Goal: Work out how many lines in the listing below include the word "type". Give nothing but the number.
== == ==
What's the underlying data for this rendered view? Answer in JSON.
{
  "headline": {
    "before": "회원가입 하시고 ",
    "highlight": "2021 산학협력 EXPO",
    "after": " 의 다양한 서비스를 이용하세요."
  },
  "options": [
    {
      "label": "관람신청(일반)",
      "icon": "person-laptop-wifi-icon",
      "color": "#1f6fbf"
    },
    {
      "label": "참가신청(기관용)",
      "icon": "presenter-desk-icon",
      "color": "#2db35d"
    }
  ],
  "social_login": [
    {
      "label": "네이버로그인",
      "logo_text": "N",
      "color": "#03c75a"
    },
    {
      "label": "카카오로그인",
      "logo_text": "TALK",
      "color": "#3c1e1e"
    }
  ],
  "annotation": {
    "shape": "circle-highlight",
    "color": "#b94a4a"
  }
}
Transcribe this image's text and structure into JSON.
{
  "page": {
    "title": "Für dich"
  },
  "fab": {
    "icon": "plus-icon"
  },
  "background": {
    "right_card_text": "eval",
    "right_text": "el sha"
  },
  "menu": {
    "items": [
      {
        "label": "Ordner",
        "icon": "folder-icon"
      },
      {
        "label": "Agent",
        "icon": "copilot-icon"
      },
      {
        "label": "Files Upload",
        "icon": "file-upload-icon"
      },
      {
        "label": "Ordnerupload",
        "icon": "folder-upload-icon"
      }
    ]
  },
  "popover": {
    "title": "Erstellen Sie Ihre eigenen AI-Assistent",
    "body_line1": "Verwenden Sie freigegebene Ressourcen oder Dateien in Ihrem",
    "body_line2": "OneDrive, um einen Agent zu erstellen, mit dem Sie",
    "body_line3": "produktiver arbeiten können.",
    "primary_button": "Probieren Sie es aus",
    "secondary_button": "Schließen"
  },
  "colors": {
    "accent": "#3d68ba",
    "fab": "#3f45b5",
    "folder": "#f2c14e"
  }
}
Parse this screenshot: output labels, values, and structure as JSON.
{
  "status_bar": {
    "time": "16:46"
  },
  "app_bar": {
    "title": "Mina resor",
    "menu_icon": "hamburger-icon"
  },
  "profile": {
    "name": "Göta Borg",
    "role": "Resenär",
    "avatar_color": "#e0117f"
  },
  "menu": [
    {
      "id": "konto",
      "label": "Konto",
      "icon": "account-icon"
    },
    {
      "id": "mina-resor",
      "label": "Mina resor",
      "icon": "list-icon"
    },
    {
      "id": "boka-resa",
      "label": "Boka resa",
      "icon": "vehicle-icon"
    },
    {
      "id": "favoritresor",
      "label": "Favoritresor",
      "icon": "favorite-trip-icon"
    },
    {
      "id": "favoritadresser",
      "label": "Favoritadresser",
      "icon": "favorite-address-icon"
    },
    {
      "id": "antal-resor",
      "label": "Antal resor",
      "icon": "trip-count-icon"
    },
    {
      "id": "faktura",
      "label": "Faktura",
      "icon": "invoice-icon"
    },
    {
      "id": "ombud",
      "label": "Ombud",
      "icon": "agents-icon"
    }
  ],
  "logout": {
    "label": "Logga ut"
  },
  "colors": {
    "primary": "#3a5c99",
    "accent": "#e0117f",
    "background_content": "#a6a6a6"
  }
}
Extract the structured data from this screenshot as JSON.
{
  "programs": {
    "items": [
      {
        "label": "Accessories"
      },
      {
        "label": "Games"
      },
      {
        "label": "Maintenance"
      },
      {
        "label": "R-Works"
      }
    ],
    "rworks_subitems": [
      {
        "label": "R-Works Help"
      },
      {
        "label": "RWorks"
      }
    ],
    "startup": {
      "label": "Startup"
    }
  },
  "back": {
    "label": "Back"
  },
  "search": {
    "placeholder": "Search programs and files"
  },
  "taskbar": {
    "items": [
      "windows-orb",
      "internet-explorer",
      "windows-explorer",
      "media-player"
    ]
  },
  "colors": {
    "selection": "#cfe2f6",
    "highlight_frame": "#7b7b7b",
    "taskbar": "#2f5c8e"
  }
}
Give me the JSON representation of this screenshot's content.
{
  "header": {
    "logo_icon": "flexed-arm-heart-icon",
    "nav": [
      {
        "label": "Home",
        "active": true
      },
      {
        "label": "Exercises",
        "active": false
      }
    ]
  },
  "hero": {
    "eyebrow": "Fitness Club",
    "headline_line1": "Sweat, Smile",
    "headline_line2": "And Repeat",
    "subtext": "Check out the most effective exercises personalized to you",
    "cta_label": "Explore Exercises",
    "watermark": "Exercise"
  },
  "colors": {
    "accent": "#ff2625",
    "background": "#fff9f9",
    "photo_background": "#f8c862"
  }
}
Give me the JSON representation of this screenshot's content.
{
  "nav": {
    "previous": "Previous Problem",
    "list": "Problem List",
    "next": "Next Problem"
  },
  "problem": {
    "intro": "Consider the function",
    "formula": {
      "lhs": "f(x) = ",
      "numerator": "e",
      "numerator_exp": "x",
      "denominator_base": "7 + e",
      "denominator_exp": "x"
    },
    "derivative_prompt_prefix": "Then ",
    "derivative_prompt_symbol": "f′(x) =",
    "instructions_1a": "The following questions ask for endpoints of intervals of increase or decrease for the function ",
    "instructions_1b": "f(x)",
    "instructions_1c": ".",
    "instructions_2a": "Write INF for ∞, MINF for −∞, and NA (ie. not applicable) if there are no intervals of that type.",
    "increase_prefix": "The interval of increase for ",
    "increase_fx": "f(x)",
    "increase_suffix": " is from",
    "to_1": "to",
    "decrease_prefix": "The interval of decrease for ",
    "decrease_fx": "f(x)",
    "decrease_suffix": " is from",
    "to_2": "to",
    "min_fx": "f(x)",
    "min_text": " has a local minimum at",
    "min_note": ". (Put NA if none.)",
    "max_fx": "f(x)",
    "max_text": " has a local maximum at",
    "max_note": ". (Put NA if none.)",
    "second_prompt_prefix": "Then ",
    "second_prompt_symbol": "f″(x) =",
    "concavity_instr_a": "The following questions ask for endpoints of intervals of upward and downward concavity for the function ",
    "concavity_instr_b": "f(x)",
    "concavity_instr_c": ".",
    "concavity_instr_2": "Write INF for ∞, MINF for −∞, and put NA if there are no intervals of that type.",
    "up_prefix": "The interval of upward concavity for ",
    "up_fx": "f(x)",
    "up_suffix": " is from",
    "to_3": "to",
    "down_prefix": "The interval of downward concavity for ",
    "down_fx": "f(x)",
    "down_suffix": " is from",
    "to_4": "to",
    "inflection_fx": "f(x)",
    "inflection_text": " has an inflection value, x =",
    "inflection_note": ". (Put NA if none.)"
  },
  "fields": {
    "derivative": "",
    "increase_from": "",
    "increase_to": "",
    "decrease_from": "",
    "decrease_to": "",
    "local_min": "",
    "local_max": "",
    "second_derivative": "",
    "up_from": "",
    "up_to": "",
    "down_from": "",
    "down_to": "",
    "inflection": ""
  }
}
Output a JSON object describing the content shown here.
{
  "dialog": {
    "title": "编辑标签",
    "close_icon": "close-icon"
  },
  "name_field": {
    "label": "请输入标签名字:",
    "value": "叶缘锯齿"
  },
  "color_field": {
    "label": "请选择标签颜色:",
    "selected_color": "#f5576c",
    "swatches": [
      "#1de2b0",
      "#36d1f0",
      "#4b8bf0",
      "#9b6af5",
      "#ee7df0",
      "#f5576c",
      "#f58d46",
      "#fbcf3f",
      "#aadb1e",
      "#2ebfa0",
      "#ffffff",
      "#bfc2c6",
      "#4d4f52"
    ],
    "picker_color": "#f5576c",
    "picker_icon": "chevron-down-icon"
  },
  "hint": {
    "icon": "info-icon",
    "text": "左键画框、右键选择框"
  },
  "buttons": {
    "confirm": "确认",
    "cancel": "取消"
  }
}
== == ==
Answer for this exercise: 2